▶ **RAW DATA**:
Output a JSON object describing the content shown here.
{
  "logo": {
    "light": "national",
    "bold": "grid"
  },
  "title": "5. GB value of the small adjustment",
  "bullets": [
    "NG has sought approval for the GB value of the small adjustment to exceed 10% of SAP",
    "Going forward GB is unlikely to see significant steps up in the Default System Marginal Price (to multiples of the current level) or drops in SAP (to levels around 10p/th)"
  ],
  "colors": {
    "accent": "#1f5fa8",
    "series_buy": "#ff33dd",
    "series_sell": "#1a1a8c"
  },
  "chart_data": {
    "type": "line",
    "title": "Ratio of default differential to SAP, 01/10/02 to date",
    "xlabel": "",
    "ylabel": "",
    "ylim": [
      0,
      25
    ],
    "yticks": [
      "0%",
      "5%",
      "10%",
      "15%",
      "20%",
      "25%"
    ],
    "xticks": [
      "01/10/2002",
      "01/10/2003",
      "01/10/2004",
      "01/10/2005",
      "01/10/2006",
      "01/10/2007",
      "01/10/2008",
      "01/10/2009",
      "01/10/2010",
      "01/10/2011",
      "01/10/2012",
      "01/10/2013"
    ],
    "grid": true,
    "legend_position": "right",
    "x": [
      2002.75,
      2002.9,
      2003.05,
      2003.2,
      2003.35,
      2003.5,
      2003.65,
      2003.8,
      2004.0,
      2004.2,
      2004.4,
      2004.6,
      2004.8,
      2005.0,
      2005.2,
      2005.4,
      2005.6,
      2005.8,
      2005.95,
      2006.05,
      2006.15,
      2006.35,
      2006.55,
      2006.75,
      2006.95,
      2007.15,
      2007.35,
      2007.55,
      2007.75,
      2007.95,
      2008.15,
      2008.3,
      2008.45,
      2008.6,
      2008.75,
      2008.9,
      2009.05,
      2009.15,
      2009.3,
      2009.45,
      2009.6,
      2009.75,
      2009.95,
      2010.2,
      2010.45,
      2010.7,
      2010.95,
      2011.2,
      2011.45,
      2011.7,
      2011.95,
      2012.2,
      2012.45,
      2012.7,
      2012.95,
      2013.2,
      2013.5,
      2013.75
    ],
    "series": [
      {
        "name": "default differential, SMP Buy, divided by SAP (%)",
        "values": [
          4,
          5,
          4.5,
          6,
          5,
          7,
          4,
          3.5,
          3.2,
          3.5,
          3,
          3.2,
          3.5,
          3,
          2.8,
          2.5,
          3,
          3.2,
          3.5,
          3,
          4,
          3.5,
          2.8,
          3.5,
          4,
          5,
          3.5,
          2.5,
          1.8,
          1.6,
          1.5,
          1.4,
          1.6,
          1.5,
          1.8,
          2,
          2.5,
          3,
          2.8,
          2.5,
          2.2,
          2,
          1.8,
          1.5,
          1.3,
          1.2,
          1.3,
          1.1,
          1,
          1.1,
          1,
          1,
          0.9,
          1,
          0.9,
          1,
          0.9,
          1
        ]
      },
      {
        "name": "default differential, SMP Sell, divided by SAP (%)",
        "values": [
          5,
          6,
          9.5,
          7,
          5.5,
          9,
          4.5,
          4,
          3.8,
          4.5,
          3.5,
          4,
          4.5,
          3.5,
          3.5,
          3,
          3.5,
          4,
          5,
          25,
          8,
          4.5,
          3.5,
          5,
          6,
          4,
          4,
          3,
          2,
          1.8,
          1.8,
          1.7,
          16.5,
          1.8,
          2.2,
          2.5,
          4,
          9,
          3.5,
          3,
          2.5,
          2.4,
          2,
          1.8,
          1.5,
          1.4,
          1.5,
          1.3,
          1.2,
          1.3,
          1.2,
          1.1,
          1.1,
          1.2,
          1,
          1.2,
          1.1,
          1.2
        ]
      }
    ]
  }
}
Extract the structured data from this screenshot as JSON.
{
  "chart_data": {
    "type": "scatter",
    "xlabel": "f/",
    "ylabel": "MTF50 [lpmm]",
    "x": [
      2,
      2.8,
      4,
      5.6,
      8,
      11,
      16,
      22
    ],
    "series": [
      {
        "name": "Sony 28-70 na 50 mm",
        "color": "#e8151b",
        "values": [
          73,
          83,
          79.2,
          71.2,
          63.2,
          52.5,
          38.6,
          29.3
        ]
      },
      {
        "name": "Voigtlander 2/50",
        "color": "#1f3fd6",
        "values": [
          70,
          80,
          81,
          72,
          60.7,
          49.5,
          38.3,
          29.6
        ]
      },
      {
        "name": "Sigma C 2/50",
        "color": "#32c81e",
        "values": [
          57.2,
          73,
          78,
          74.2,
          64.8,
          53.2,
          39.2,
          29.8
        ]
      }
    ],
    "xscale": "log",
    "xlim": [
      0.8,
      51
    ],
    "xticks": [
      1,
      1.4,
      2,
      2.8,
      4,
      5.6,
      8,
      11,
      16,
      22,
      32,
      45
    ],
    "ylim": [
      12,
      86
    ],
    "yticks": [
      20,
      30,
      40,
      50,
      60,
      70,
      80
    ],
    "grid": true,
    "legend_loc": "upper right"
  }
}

▶ **PROMPT**:
All of the data needs to be reproduced exactly, with no line missing.

▶ **RESPONSE**:
Output a JSON object describing the content shown here.
{
  "logo": {
    "light": "national",
    "bold": "grid"
  },
  "title": "5. GB value of the small adjustment",
  "bullets": [
    "NG has sought approval for the GB value of the small adjustment to exceed 10% of SAP",
    "Going forward GB is unlikely to see significant steps up in the Default System Marginal Price (to multiples of the current level) or drops in SAP (to levels around 10p/th)"
  ],
  "colors": {
    "accent": "#1f5fa8",
    "series_buy": "#ff33dd",
    "series_sell": "#1a1a8c"
  },
  "chart_data": {
    "type": "line",
    "title": "Ratio of default differential to SAP, 01/10/02 to date",
    "xlabel": "",
    "ylabel": "",
    "ylim": [
      0,
      25
    ],
    "yticks": [
      "0%",
      "5%",
      "10%",
      "15%",
      "20%",
      "25%"
    ],
    "xticks": [
      "01/10/2002",
      "01/10/2003",
      "01/10/2004",
      "01/10/2005",
      "01/10/2006",
      "01/10/2007",
      "01/10/2008",
      "01/10/2009",
      "01/10/2010",
      "01/10/2011",
      "01/10/2012",
      "01/10/2013"
    ],
    "grid": true,
    "legend_position": "right",
    "x": [
      2002.75,
      2002.9,
      2003.05,
      2003.2,
      2003.35,
      2003.5,
      2003.65,
      2003.8,
      2004.0,
      2004.2,
      2004.4,
      2004.6,
      2004.8,
      2005.0,
      2005.2,
      2005.4,
      2005.6,
      2005.8,
      2005.95,
      2006.05,
      2006.15,
      2006.35,
      2006.55,
      2006.75,
      2006.95,
      2007.15,
      2007.35,
      2007.55,
      2007.75,
      2007.95,
      2008.15,
      2008.3,
      2008.45,
      2008.6,
      2008.75,
      2008.9,
      2009.05,
      2009.15,
      2009.3,
      2009.45,
      2009.6,
      2009.75,
      2009.95,
      2010.2,
      2010.45,
      2010.7,
      2010.95,
      2011.2,
      2011.45,
      2011.7,
      2011.95,
      2012.2,
      2012.45,
      2012.7,
      2012.95,
      2013.2,
      2013.5,
      2013.75
    ],
    "series": [
      {
        "name": "default differential, SMP Buy, divided by SAP (%)",
        "values": [
          4,
          5,
          4.5,
          6,
          5,
          7,
          4,
          3.5,
          3.2,
          3.5,
          3,
          3.2,
          3.5,
          3,
          2.8,
          2.5,
          3,
          3.2,
          3.5,
          3,
          4,
          3.5,
          2.8,
          3.5,
          4,
          5,
          3.5,
          2.5,
          1.8,
          1.6,
          1.5,
          1.4,
          1.6,
          1.5,
          1.8,
          2,
          2.5,
          3,
          2.8,
          2.5,
          2.2,
          2,
          1.8,
          1.5,
          1.3,
          1.2,
          1.3,
          1.1,
          1,
          1.1,
          1,
          1,
          0.9,
          1,
          0.9,
          1,
          0.9,
          1
        ]
      },
      {
        "name": "default differential, SMP Sell, divided by SAP (%)",
        "values": [
          5,
          6,
          9.5,
          7,
          5.5,
          9,
          4.5,
          4,
          3.8,
          4.5,
          3.5,
          4,
          4.5,
          3.5,
          3.5,
          3,
          3.5,
          4,
          5,
          25,
          8,
          4.5,
          3.5,
          5,
          6,
          4,
          4,
          3,
          2,
          1.8,
          1.8,
          1.7,
          16.5,
          1.8,
          2.2,
          2.5,
          4,
          9,
          3.5,
          3,
          2.5,
          2.4,
          2,
          1.8,
          1.5,
          1.4,
          1.5,
          1.3,
          1.2,
          1.3,
          1.2,
          1.1,
          1.1,
          1.2,
          1,
          1.2,
          1.1,
          1.2
        ]
      }
    ]
  }
}
Extract the structured data from this screenshot as JSON.
{
  "chart_data": {
    "type": "scatter",
    "xlabel": "f/",
    "ylabel": "MTF50 [lpmm]",
    "x": [
      2,
      2.8,
      4,
      5.6,
      8,
      11,
      16,
      22
    ],
    "series": [
      {
        "name": "Sony 28-70 na 50 mm",
        "color": "#e8151b",
        "values": [
          73,
          83,
          79.2,
          71.2,
          63.2,
          52.5,
          38.6,
          29.3
        ]
      },
      {
        "name": "Voigtlander 2/50",
        "color": "#1f3fd6",
        "values": [
          70,
          80,
          81,
          72,
          60.7,
          49.5,
          38.3,
          29.6
        ]
      },
      {
        "name": "Sigma C 2/50",
        "color": "#32c81e",
        "values": [
          57.2,
          73,
          78,
          74.2,
          64.8,
          53.2,
          39.2,
          29.8
        ]
      }
    ],
    "xscale": "log",
    "xlim": [
      0.8,
      51
    ],
    "xticks": [
      1,
      1.4,
      2,
      2.8,
      4,
      5.6,
      8,
      11,
      16,
      22,
      32,
      45
    ],
    "ylim": [
      12,
      86
    ],
    "yticks": [
      20,
      30,
      40,
      50,
      60,
      70,
      80
    ],
    "grid": true,
    "legend_loc": "upper right"
  }
}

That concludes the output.